Exercise instructions: Review the listing and copy each line that holds the word "Withdraw".

Record excerpts:
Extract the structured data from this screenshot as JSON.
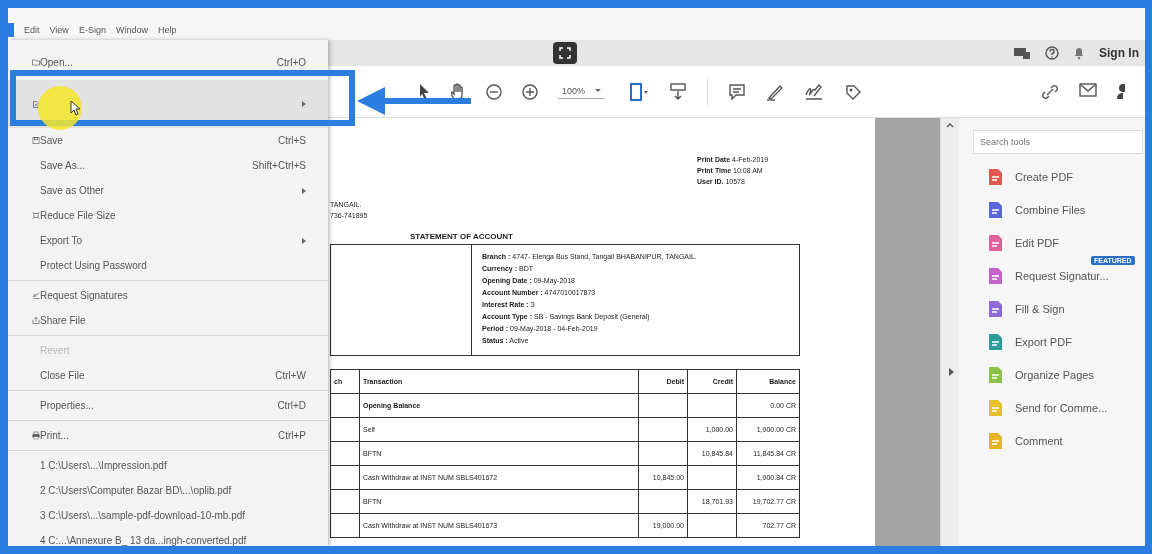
{
  "menubar": {
    "items": [
      "Edit",
      "View",
      "E-Sign",
      "Window",
      "Help"
    ]
  },
  "top_bar": {
    "sign_in": "Sign In"
  },
  "toolbar": {
    "zoom": "100%"
  },
  "file_menu": {
    "sections": [
      [
        {
          "label": "Open...",
          "shortcut": "Ctrl+O",
          "submenu": false,
          "selected": false,
          "disabled": false
        },
        {
          "submenu": true,
          "selected": true,
          "disabled": false
        },
        {
          "label": "Save",
          "shortcut": "Ctrl+S",
          "submenu": false,
          "selected": false,
          "disabled": false
        },
        {
          "label": "Save As...",
          "shortcut": "Shift+Ctrl+S",
          "submenu": false,
          "selected": false,
          "disabled": false
        },
        {
          "label": "Save as Other",
          "submenu": true,
          "selected": false,
          "disabled": false
        },
        {
          "label": "Reduce File Size",
          "submenu": false,
          "selected": false,
          "disabled": false
        },
        {
          "label": "Export To",
          "submenu": true,
          "selected": false,
          "disabled": false
        },
        {
          "label": "Protect Using Password",
          "submenu": false,
          "selected": false,
          "disabled": false
        }
      ],
      [
        {
          "label": "Request Signatures",
          "submenu": false,
          "selected": false,
          "disabled": false
        },
        {
          "label": "Share File",
          "submenu": false,
          "selected": false,
          "disabled": false
        }
      ],
      [
        {
          "label": "Revert",
          "submenu": false,
          "selected": false,
          "disabled": true
        },
        {
          "label": "Close File",
          "shortcut": "Ctrl+W",
          "submenu": false,
          "selected": false,
          "disabled": false
        }
      ],
      [
        {
          "label": "Properties...",
          "shortcut": "Ctrl+D",
          "submenu": false,
          "selected": false,
          "disabled": false
        }
      ],
      [
        {
          "label": "Print...",
          "shortcut": "Ctrl+P",
          "submenu": false,
          "selected": false,
          "disabled": false
        }
      ],
      [
        {
          "label": "1 C:\\Users\\...\\Impression.pdf",
          "submenu": false,
          "selected": false,
          "disabled": false
        },
        {
          "label": "2 C:\\Users\\Computer Bazar BD\\...\\oplib.pdf",
          "submenu": false,
          "selected": false,
          "disabled": false
        },
        {
          "label": "3 C:\\Users\\...\\sample-pdf-download-10-mb.pdf",
          "submenu": false,
          "selected": false,
          "disabled": false
        },
        {
          "label": "4 C:...\\Annexure B_ 13 da...ingh-converted.pdf",
          "submenu": false,
          "selected": false,
          "disabled": false
        }
      ]
    ]
  },
  "document": {
    "print_info": [
      "**Print Date** 4-Feb-2019",
      "**Print Time** 10:08 AM",
      "**User ID.** 10578"
    ],
    "address_lines": [
      "TANGAIL.",
      "736-741895"
    ],
    "title": "STATEMENT OF ACCOUNT",
    "account_info": [
      "**Branch :** 4747- Elenga Bus Stand, Tangail BHABANIPUR, TANGAIL.",
      "**Currency :** BDT",
      "**Opening Date :** 09-May-2018",
      "**Account Number :** 4747010017873",
      "**Interest Rate :** 3",
      "**Account Type :** SB - Savings Bank Deposit (General)",
      "**Period :** 09-May-2018 - 04-Feb-2019",
      "**Status :** Active"
    ],
    "table": {
      "columns": [
        "ch",
        "Transaction",
        "Debit",
        "Credit",
        "Balance"
      ],
      "rows": [
        {
          "transaction": "Opening Balance",
          "balance": "0.00 CR",
          "bold": true
        },
        {
          "transaction": "Self",
          "credit": "1,000.00",
          "balance": "1,000.00 CR",
          "bold": false
        },
        {
          "transaction": "BFTN",
          "credit": "10,845.84",
          "balance": "11,845.84 CR",
          "bold": false
        },
        {
          "transaction": "Cash Withdraw at INST NUM SBLS401672",
          "debit": "10,845.00",
          "balance": "1,000.84 CR",
          "bold": false
        },
        {
          "transaction": "BFTN",
          "credit": "18,701.93",
          "balance": "19,702.77 CR",
          "bold": false
        },
        {
          "transaction": "Cash Withdraw at INST NUM SBLS401673",
          "debit": "19,000.00",
          "balance": "702.77 CR",
          "bold": false
        }
      ]
    }
  },
  "tools_panel": {
    "search": {
      "placeholder": "Search tools"
    },
    "items": [
      {
        "label": "Create PDF",
        "color": "#e0584f"
      },
      {
        "label": "Combine Files",
        "color": "#5a67d8"
      },
      {
        "label": "Edit PDF",
        "color": "#e0609a"
      },
      {
        "label": "Request Signatur...",
        "color": "#c564c8",
        "badge": "FEATURED"
      },
      {
        "label": "Fill & Sign",
        "color": "#8c6bd6"
      },
      {
        "label": "Export PDF",
        "color": "#2f9c9c"
      },
      {
        "label": "Organize Pages",
        "color": "#8bc34a"
      },
      {
        "label": "Send for Comme...",
        "color": "#e6c028"
      },
      {
        "label": "Comment",
        "color": "#e6b422"
      }
    ]
  }
}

Solved exercise:
          "transaction": "Cash Withdraw at INST NUM SBLS401672",
          "transaction": "Cash Withdraw at INST NUM SBLS401673",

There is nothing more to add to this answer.